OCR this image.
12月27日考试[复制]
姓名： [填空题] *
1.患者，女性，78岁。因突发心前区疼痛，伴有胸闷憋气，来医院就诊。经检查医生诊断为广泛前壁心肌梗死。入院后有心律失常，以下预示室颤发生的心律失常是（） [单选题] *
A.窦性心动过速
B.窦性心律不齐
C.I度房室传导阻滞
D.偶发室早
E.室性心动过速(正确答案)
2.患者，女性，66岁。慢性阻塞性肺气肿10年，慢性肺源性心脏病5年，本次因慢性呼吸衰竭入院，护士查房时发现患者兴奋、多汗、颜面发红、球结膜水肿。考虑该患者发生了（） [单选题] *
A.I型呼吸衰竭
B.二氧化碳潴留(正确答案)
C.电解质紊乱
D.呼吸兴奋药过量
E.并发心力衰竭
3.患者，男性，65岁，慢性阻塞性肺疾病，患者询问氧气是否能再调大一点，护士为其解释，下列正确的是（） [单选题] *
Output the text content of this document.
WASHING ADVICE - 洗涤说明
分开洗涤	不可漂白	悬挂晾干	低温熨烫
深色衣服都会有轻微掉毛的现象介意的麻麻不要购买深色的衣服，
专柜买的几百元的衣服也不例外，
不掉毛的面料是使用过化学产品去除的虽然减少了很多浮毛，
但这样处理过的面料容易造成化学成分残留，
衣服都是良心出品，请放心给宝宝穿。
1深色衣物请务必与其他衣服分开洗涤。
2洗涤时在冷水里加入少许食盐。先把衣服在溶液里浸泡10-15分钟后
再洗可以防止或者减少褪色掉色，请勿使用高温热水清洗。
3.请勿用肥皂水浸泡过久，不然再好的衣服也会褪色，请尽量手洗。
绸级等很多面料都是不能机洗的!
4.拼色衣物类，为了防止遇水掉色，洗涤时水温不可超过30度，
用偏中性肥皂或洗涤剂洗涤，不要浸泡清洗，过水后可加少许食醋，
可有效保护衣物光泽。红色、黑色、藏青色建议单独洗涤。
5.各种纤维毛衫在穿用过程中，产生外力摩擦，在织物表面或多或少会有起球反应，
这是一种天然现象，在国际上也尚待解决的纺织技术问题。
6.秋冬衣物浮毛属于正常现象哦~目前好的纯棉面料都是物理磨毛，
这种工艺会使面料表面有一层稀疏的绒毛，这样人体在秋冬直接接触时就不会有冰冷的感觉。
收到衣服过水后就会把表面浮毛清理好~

--- Aim ---
Nothing should be changed: write out all of the data as is.

--- Full output ---
OCR this image.
12月27日考试[复制]
姓名： [填空题] *
1.患者，女性，78岁。因突发心前区疼痛，伴有胸闷憋气，来医院就诊。经检查医生诊断为广泛前壁心肌梗死。入院后有心律失常，以下预示室颤发生的心律失常是（） [单选题] *
A.窦性心动过速
B.窦性心律不齐
C.I度房室传导阻滞
D.偶发室早
E.室性心动过速(正确答案)
2.患者，女性，66岁。慢性阻塞性肺气肿10年，慢性肺源性心脏病5年，本次因慢性呼吸衰竭入院，护士查房时发现患者兴奋、多汗、颜面发红、球结膜水肿。考虑该患者发生了（） [单选题] *
A.I型呼吸衰竭
B.二氧化碳潴留(正确答案)
C.电解质紊乱
D.呼吸兴奋药过量
E.并发心力衰竭
3.患者，男性，65岁，慢性阻塞性肺疾病，患者询问氧气是否能再调大一点，护士为其解释，下列正确的是（） [单选题] *
Output the text content of this document.
WASHING ADVICE - 洗涤说明
分开洗涤	不可漂白	悬挂晾干	低温熨烫
深色衣服都会有轻微掉毛的现象介意的麻麻不要购买深色的衣服，
专柜买的几百元的衣服也不例外，
不掉毛的面料是使用过化学产品去除的虽然减少了很多浮毛，
但这样处理过的面料容易造成化学成分残留，
衣服都是良心出品，请放心给宝宝穿。
1深色衣物请务必与其他衣服分开洗涤。
2洗涤时在冷水里加入少许食盐。先把衣服在溶液里浸泡10-15分钟后
再洗可以防止或者减少褪色掉色，请勿使用高温热水清洗。
3.请勿用肥皂水浸泡过久，不然再好的衣服也会褪色，请尽量手洗。
绸级等很多面料都是不能机洗的!
4.拼色衣物类，为了防止遇水掉色，洗涤时水温不可超过30度，
用偏中性肥皂或洗涤剂洗涤，不要浸泡清洗，过水后可加少许食醋，
可有效保护衣物光泽。红色、黑色、藏青色建议单独洗涤。
5.各种纤维毛衫在穿用过程中，产生外力摩擦，在织物表面或多或少会有起球反应，
这是一种天然现象，在国际上也尚待解决的纺织技术问题。
6.秋冬衣物浮毛属于正常现象哦~目前好的纯棉面料都是物理磨毛，
这种工艺会使面料表面有一层稀疏的绒毛，这样人体在秋冬直接接触时就不会有冰冷的感觉。
收到衣服过水后就会把表面浮毛清理好~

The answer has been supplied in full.